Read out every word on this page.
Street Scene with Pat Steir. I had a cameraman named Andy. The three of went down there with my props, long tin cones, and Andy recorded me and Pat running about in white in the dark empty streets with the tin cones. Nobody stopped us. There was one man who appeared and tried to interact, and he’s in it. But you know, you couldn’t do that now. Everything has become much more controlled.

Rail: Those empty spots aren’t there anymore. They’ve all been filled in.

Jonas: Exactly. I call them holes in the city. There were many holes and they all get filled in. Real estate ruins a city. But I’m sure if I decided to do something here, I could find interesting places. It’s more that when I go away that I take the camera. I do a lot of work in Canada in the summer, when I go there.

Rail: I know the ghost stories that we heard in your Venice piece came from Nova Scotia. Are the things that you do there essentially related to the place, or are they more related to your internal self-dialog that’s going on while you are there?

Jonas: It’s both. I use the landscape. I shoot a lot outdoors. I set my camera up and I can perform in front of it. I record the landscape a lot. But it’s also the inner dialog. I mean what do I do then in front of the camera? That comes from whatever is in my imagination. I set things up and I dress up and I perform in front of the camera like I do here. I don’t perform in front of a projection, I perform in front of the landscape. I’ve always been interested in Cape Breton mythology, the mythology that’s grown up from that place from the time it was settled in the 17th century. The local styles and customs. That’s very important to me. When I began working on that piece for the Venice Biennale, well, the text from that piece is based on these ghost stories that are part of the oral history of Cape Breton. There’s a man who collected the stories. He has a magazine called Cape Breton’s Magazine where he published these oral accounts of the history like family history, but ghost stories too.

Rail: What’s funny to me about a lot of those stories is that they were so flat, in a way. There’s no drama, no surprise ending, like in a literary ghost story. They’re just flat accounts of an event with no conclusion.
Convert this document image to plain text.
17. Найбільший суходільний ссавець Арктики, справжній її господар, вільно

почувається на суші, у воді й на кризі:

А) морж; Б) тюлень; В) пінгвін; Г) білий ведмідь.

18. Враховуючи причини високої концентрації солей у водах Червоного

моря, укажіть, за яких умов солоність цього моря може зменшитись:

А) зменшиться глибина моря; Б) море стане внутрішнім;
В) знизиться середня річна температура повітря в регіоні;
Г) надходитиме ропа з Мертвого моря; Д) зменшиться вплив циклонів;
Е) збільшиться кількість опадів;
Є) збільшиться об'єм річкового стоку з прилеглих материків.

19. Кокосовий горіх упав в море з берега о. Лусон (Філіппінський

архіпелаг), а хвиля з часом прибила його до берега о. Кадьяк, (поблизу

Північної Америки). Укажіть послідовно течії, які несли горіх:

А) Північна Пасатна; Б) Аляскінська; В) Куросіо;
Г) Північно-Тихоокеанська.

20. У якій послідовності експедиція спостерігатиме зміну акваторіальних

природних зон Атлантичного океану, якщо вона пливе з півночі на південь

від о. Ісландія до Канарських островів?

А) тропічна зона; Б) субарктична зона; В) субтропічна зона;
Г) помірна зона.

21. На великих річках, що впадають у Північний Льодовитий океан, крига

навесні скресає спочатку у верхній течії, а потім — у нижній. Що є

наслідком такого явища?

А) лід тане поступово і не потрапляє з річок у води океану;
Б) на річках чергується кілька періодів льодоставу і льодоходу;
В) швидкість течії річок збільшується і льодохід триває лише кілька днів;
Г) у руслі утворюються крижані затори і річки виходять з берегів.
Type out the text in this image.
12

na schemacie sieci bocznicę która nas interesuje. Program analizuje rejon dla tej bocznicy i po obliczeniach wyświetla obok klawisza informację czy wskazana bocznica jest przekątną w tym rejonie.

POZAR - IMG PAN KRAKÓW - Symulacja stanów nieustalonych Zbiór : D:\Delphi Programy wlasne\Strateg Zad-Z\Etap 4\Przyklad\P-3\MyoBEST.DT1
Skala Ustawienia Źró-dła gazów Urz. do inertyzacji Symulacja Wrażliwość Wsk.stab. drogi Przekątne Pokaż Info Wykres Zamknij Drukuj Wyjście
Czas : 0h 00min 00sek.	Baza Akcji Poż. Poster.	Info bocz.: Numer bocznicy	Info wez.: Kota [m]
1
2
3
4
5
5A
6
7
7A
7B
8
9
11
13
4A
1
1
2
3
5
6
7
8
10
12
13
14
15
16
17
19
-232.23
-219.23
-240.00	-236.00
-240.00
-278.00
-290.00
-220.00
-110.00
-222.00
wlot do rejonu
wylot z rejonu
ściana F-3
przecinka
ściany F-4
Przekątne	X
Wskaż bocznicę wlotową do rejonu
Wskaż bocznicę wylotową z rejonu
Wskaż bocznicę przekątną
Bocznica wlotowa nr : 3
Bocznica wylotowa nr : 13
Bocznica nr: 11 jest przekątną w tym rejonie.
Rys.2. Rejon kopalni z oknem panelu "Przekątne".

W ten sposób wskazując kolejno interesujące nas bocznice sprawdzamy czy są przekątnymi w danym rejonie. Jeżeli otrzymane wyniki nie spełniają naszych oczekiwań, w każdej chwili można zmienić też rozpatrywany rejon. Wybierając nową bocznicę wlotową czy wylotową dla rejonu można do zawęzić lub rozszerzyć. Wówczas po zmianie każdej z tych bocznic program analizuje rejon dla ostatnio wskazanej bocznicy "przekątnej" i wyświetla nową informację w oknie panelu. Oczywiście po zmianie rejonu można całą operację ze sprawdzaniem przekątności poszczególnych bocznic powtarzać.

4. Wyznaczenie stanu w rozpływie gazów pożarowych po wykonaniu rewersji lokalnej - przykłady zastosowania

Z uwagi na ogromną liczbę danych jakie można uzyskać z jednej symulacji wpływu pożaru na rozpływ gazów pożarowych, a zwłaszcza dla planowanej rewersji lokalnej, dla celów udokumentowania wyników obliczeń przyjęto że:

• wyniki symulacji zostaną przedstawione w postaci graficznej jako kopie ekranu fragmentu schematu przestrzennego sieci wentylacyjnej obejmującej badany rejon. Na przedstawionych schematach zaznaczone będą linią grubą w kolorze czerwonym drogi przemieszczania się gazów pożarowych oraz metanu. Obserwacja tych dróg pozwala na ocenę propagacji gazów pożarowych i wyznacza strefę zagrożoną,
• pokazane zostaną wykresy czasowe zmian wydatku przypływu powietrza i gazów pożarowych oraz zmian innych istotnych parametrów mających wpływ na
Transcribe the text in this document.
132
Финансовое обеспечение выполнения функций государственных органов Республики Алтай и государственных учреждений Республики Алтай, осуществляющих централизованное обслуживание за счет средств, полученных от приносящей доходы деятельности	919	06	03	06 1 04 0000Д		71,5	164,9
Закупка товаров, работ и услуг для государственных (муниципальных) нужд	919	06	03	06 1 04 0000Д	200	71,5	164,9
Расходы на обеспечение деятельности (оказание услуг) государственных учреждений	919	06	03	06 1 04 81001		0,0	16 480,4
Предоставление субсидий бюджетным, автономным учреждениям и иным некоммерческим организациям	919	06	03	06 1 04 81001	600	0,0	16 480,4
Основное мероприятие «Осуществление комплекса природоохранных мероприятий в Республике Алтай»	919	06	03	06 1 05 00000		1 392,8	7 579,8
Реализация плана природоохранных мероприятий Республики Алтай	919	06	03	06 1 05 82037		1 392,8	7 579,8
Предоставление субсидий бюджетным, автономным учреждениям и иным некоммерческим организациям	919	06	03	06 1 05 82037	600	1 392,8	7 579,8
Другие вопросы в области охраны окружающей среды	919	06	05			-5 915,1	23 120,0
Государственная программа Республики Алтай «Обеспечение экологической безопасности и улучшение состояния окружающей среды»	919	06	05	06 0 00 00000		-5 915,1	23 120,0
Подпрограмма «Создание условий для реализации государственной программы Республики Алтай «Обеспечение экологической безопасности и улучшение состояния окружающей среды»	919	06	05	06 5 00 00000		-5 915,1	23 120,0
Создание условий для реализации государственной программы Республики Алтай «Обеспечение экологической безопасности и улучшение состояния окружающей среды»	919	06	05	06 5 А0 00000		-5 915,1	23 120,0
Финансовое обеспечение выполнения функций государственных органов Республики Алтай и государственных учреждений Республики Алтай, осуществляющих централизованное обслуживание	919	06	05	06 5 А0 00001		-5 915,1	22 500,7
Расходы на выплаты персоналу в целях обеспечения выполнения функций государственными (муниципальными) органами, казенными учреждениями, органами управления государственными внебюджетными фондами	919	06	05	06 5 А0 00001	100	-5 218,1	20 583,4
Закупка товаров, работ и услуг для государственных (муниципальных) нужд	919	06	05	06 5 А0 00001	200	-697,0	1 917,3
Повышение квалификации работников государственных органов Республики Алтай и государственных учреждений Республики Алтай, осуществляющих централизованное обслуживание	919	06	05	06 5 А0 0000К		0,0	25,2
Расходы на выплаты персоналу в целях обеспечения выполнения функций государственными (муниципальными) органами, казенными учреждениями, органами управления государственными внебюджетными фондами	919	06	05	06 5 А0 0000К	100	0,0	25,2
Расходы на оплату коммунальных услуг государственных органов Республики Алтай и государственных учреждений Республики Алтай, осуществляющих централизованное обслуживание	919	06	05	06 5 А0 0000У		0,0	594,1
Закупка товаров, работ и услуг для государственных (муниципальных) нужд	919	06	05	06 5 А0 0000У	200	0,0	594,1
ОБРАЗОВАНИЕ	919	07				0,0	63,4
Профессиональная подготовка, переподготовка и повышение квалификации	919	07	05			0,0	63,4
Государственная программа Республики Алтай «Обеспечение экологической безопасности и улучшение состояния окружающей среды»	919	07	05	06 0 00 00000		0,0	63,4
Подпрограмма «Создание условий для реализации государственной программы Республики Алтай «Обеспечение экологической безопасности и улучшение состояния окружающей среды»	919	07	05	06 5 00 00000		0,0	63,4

------------------------------

Requirements: Copy all lines of the material above where the string "моря" occurs.

Response:
моря, укажіть, за яких умов солоність цього моря може зменшитись:
А) зменшиться глибина моря; Б) море стане внутрішнім;
Г) надходитиме ропа з Мертвого моря; Д) зменшиться вплив циклонів;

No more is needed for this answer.